## Material provided
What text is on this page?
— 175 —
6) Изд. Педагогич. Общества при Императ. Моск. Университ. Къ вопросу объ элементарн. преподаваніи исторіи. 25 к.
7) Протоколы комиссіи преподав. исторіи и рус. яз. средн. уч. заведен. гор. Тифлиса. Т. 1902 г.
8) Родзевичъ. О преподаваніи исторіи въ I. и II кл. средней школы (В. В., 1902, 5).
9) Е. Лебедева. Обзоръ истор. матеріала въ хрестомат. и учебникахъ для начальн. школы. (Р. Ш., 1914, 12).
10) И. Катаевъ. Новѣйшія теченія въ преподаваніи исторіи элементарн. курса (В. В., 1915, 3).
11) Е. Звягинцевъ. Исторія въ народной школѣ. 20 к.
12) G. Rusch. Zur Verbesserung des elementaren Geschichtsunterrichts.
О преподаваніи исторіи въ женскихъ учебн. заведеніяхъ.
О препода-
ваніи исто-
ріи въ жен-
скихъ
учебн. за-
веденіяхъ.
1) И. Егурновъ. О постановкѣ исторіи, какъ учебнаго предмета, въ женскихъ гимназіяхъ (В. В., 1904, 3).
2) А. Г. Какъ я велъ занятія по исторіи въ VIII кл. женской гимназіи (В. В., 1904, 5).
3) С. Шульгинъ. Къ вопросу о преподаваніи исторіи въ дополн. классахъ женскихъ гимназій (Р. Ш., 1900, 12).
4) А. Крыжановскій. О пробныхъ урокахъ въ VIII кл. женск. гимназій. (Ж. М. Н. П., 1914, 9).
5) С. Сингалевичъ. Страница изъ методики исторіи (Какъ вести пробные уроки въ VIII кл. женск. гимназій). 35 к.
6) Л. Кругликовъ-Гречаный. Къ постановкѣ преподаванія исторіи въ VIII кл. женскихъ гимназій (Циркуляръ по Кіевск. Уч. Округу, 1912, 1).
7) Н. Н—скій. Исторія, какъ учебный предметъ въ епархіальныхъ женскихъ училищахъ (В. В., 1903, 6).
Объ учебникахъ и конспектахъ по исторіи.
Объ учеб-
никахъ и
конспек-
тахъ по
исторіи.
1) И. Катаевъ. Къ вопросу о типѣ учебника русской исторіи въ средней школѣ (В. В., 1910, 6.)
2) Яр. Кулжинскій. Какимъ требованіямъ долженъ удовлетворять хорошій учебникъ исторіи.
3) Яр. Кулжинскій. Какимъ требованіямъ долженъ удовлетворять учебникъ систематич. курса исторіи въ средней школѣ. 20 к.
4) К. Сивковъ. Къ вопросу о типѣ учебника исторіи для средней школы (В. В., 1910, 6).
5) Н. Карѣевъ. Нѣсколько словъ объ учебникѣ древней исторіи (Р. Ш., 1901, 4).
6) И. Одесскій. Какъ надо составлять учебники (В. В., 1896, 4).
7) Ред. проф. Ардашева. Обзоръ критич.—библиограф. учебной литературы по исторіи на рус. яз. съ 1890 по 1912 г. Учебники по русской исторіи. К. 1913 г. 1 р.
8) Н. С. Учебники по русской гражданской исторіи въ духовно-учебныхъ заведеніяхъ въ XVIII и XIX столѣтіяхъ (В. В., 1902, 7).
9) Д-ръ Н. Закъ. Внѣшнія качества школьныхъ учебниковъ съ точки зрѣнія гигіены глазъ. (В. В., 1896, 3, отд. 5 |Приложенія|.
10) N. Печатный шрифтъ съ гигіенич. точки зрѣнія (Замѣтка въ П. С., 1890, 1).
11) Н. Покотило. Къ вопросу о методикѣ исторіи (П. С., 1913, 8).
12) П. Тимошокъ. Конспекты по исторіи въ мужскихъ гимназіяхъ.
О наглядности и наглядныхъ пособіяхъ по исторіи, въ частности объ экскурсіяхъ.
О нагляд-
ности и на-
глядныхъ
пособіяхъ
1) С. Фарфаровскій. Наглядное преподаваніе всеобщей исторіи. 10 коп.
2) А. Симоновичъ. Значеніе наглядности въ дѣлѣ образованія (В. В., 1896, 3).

## Problem statement
Reproduce the full listing exactly.

## Correct result
What text is on this page?
— 175 —
6) Изд. Педагогич. Общества при Императ. Моск. Университ. Къ вопросу объ элементарн. преподаваніи исторіи. 25 к.
7) Протоколы комиссіи преподав. исторіи и рус. яз. средн. уч. заведен. гор. Тифлиса. Т. 1902 г.
8) Родзевичъ. О преподаваніи исторіи въ I. и II кл. средней школы (В. В., 1902, 5).
9) Е. Лебедева. Обзоръ истор. матеріала въ хрестомат. и учебникахъ для начальн. школы. (Р. Ш., 1914, 12).
10) И. Катаевъ. Новѣйшія теченія въ преподаваніи исторіи элементарн. курса (В. В., 1915, 3).
11) Е. Звягинцевъ. Исторія въ народной школѣ. 20 к.
12) G. Rusch. Zur Verbesserung des elementaren Geschichtsunterrichts.
О преподаваніи исторіи въ женскихъ учебн. заведеніяхъ.
О препода-
ваніи исто-
ріи въ жен-
скихъ
учебн. за-
веденіяхъ.
1) И. Егурновъ. О постановкѣ исторіи, какъ учебнаго предмета, въ женскихъ гимназіяхъ (В. В., 1904, 3).
2) А. Г. Какъ я велъ занятія по исторіи въ VIII кл. женской гимназіи (В. В., 1904, 5).
3) С. Шульгинъ. Къ вопросу о преподаваніи исторіи въ дополн. классахъ женскихъ гимназій (Р. Ш., 1900, 12).
4) А. Крыжановскій. О пробныхъ урокахъ въ VIII кл. женск. гимназій. (Ж. М. Н. П., 1914, 9).
5) С. Сингалевичъ. Страница изъ методики исторіи (Какъ вести пробные уроки въ VIII кл. женск. гимназій). 35 к.
6) Л. Кругликовъ-Гречаный. Къ постановкѣ преподаванія исторіи въ VIII кл. женскихъ гимназій (Циркуляръ по Кіевск. Уч. Округу, 1912, 1).
7) Н. Н—скій. Исторія, какъ учебный предметъ въ епархіальныхъ женскихъ училищахъ (В. В., 1903, 6).
Объ учебникахъ и конспектахъ по исторіи.
Объ учеб-
никахъ и
конспек-
тахъ по
исторіи.
1) И. Катаевъ. Къ вопросу о типѣ учебника русской исторіи въ средней школѣ (В. В., 1910, 6.)
2) Яр. Кулжинскій. Какимъ требованіямъ долженъ удовлетворять хорошій учебникъ исторіи.
3) Яр. Кулжинскій. Какимъ требованіямъ долженъ удовлетворять учебникъ систематич. курса исторіи въ средней школѣ. 20 к.
4) К. Сивковъ. Къ вопросу о типѣ учебника исторіи для средней школы (В. В., 1910, 6).
5) Н. Карѣевъ. Нѣсколько словъ объ учебникѣ древней исторіи (Р. Ш., 1901, 4).
6) И. Одесскій. Какъ надо составлять учебники (В. В., 1896, 4).
7) Ред. проф. Ардашева. Обзоръ критич.—библиограф. учебной литературы по исторіи на рус. яз. съ 1890 по 1912 г. Учебники по русской исторіи. К. 1913 г. 1 р.
8) Н. С. Учебники по русской гражданской исторіи въ духовно-учебныхъ заведеніяхъ въ XVIII и XIX столѣтіяхъ (В. В., 1902, 7).
9) Д-ръ Н. Закъ. Внѣшнія качества школьныхъ учебниковъ съ точки зрѣнія гигіены глазъ. (В. В., 1896, 3, отд. 5 |Приложенія|.
10) N. Печатный шрифтъ съ гигіенич. точки зрѣнія (Замѣтка въ П. С., 1890, 1).
11) Н. Покотило. Къ вопросу о методикѣ исторіи (П. С., 1913, 8).
12) П. Тимошокъ. Конспекты по исторіи въ мужскихъ гимназіяхъ.
О наглядности и наглядныхъ пособіяхъ по исторіи, въ частности объ экскурсіяхъ.
О нагляд-
ности и на-
глядныхъ
пособіяхъ
1) С. Фарфаровскій. Наглядное преподаваніе всеобщей исторіи. 10 коп.
2) А. Симоновичъ. Значеніе наглядности въ дѣлѣ образованія (В. В., 1896, 3).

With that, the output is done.